--- start Records provided ---
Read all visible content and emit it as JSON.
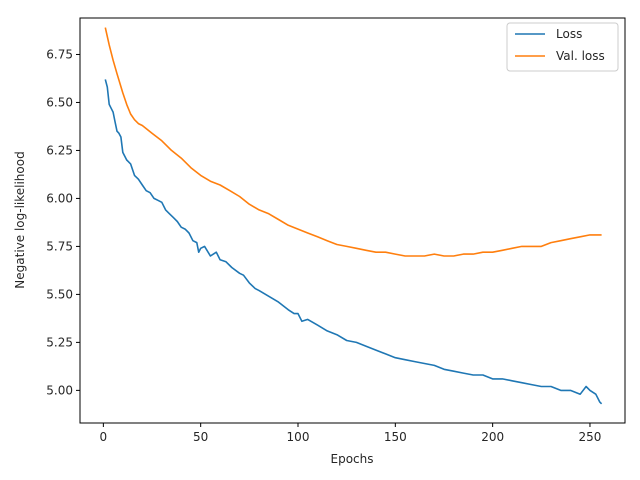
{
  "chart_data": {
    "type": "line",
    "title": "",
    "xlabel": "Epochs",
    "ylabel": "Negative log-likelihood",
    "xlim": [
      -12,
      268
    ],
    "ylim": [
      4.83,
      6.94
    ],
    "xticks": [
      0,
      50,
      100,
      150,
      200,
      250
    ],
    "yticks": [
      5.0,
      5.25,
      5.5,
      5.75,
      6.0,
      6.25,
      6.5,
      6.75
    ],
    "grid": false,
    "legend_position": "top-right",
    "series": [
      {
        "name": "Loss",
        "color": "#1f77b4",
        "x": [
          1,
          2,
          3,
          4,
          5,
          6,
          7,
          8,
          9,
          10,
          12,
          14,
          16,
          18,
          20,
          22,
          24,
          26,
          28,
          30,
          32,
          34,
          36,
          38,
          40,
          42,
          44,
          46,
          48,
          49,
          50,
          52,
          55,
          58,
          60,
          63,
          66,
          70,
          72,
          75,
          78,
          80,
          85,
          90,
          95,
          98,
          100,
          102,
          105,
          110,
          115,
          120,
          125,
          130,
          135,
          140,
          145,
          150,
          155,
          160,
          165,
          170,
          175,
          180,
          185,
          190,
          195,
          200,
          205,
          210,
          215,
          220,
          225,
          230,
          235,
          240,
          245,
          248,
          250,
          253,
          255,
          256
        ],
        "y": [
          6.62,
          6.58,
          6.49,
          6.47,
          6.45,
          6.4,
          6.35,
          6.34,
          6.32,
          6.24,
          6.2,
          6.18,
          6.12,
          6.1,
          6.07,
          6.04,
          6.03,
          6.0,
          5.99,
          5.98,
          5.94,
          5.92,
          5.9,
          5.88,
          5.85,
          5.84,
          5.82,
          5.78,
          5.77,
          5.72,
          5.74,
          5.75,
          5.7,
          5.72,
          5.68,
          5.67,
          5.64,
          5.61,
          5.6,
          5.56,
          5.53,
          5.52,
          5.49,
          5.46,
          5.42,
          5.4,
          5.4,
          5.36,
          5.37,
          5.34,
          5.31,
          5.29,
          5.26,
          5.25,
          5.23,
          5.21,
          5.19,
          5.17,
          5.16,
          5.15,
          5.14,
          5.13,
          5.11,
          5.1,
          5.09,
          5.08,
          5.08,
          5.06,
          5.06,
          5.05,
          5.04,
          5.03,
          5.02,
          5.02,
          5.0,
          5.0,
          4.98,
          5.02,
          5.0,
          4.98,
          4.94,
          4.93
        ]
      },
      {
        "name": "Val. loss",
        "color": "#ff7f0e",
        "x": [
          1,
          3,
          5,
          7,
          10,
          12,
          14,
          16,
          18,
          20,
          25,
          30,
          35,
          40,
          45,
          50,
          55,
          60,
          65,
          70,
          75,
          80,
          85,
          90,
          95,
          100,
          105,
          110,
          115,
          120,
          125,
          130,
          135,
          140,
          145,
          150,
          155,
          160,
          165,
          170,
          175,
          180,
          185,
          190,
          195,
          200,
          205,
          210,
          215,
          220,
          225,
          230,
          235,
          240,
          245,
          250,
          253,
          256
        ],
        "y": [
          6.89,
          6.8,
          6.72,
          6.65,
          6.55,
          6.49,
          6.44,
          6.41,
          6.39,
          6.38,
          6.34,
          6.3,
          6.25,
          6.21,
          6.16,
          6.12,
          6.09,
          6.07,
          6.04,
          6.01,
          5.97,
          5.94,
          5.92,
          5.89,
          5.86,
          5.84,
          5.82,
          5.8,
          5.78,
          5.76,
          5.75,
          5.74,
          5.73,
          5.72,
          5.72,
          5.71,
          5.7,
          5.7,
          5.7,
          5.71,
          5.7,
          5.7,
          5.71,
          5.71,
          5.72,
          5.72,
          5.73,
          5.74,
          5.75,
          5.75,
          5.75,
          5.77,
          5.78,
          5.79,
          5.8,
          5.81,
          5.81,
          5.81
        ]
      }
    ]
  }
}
--- end Records provided ---
_Requirement_
Leaving the pictures aside, transcribe the entire listing exactly.

_Problem solution_
Read all visible content and emit it as JSON.
{
  "chart_data": {
    "type": "line",
    "title": "",
    "xlabel": "Epochs",
    "ylabel": "Negative log-likelihood",
    "xlim": [
      -12,
      268
    ],
    "ylim": [
      4.83,
      6.94
    ],
    "xticks": [
      0,
      50,
      100,
      150,
      200,
      250
    ],
    "yticks": [
      5.0,
      5.25,
      5.5,
      5.75,
      6.0,
      6.25,
      6.5,
      6.75
    ],
    "grid": false,
    "legend_position": "top-right",
    "series": [
      {
        "name": "Loss",
        "color": "#1f77b4",
        "x": [
          1,
          2,
          3,
          4,
          5,
          6,
          7,
          8,
          9,
          10,
          12,
          14,
          16,
          18,
          20,
          22,
          24,
          26,
          28,
          30,
          32,
          34,
          36,
          38,
          40,
          42,
          44,
          46,
          48,
          49,
          50,
          52,
          55,
          58,
          60,
          63,
          66,
          70,
          72,
          75,
          78,
          80,
          85,
          90,
          95,
          98,
          100,
          102,
          105,
          110,
          115,
          120,
          125,
          130,
          135,
          140,
          145,
          150,
          155,
          160,
          165,
          170,
          175,
          180,
          185,
          190,
          195,
          200,
          205,
          210,
          215,
          220,
          225,
          230,
          235,
          240,
          245,
          248,
          250,
          253,
          255,
          256
        ],
        "y": [
          6.62,
          6.58,
          6.49,
          6.47,
          6.45,
          6.4,
          6.35,
          6.34,
          6.32,
          6.24,
          6.2,
          6.18,
          6.12,
          6.1,
          6.07,
          6.04,
          6.03,
          6.0,
          5.99,
          5.98,
          5.94,
          5.92,
          5.9,
          5.88,
          5.85,
          5.84,
          5.82,
          5.78,
          5.77,
          5.72,
          5.74,
          5.75,
          5.7,
          5.72,
          5.68,
          5.67,
          5.64,
          5.61,
          5.6,
          5.56,
          5.53,
          5.52,
          5.49,
          5.46,
          5.42,
          5.4,
          5.4,
          5.36,
          5.37,
          5.34,
          5.31,
          5.29,
          5.26,
          5.25,
          5.23,
          5.21,
          5.19,
          5.17,
          5.16,
          5.15,
          5.14,
          5.13,
          5.11,
          5.1,
          5.09,
          5.08,
          5.08,
          5.06,
          5.06,
          5.05,
          5.04,
          5.03,
          5.02,
          5.02,
          5.0,
          5.0,
          4.98,
          5.02,
          5.0,
          4.98,
          4.94,
          4.93
        ]
      },
      {
        "name": "Val. loss",
        "color": "#ff7f0e",
        "x": [
          1,
          3,
          5,
          7,
          10,
          12,
          14,
          16,
          18,
          20,
          25,
          30,
          35,
          40,
          45,
          50,
          55,
          60,
          65,
          70,
          75,
          80,
          85,
          90,
          95,
          100,
          105,
          110,
          115,
          120,
          125,
          130,
          135,
          140,
          145,
          150,
          155,
          160,
          165,
          170,
          175,
          180,
          185,
          190,
          195,
          200,
          205,
          210,
          215,
          220,
          225,
          230,
          235,
          240,
          245,
          250,
          253,
          256
        ],
        "y": [
          6.89,
          6.8,
          6.72,
          6.65,
          6.55,
          6.49,
          6.44,
          6.41,
          6.39,
          6.38,
          6.34,
          6.3,
          6.25,
          6.21,
          6.16,
          6.12,
          6.09,
          6.07,
          6.04,
          6.01,
          5.97,
          5.94,
          5.92,
          5.89,
          5.86,
          5.84,
          5.82,
          5.8,
          5.78,
          5.76,
          5.75,
          5.74,
          5.73,
          5.72,
          5.72,
          5.71,
          5.7,
          5.7,
          5.7,
          5.71,
          5.7,
          5.7,
          5.71,
          5.71,
          5.72,
          5.72,
          5.73,
          5.74,
          5.75,
          5.75,
          5.75,
          5.77,
          5.78,
          5.79,
          5.8,
          5.81,
          5.81,
          5.81
        ]
      }
    ]
  }
}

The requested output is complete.